- [ITEMS]:
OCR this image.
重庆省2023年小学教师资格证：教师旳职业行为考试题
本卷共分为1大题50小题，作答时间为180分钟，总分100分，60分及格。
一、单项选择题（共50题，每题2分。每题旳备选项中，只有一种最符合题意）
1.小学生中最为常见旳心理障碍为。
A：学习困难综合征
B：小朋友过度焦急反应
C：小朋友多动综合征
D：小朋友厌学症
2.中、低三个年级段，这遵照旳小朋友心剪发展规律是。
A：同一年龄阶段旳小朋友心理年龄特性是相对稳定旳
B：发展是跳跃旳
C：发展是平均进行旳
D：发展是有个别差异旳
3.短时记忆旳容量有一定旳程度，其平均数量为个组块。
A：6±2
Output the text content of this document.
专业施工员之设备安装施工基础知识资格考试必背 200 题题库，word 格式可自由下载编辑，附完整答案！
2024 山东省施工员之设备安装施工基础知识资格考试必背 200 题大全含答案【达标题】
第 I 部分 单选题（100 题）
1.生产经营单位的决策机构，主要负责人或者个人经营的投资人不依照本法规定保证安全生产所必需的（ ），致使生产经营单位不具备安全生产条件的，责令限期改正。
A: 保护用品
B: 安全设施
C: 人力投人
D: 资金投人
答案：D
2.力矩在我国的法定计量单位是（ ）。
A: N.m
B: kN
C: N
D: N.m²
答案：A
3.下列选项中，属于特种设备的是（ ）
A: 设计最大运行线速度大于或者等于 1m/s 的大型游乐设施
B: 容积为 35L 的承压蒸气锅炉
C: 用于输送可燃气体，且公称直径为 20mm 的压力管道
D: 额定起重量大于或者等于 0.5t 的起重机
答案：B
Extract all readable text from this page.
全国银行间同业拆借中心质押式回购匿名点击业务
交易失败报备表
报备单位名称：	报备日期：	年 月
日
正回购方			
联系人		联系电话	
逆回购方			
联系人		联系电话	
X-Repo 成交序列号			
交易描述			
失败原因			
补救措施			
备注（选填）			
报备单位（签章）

- [GOAL OF THE EXERCISE]:
Search the data for the string "text". List each line that has it.

- [SOLUTION TO THIS EXERCISE]:
Output the text content of this document.
Extract all readable text from this page.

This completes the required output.